Exercise details: Please print every record below exactly as it appears.

[Data extracted from a collection]

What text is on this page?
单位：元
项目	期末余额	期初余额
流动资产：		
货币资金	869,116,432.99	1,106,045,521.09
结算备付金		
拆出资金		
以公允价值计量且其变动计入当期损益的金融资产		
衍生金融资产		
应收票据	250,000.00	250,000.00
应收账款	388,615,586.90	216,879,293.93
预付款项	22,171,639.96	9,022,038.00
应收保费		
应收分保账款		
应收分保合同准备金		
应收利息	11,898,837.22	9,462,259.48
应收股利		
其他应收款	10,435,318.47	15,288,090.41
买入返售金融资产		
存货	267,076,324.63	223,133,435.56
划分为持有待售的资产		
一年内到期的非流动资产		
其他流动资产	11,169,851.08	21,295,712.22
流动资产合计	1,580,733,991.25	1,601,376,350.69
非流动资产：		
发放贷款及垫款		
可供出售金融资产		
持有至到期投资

Correct response:
What text is on this page?
单位：元
项目	期末余额	期初余额
流动资产：		
货币资金	869,116,432.99	1,106,045,521.09
结算备付金		
拆出资金		
以公允价值计量且其变动计入当期损益的金融资产		
衍生金融资产		
应收票据	250,000.00	250,000.00
应收账款	388,615,586.90	216,879,293.93
预付款项	22,171,639.96	9,022,038.00
应收保费		
应收分保账款		
应收分保合同准备金		
应收利息	11,898,837.22	9,462,259.48
应收股利		
其他应收款	10,435,318.47	15,288,090.41
买入返售金融资产		
存货	267,076,324.63	223,133,435.56
划分为持有待售的资产		
一年内到期的非流动资产		
其他流动资产	11,169,851.08	21,295,712.22
流动资产合计	1,580,733,991.25	1,601,376,350.69
非流动资产：		
发放贷款及垫款		
可供出售金融资产		
持有至到期投资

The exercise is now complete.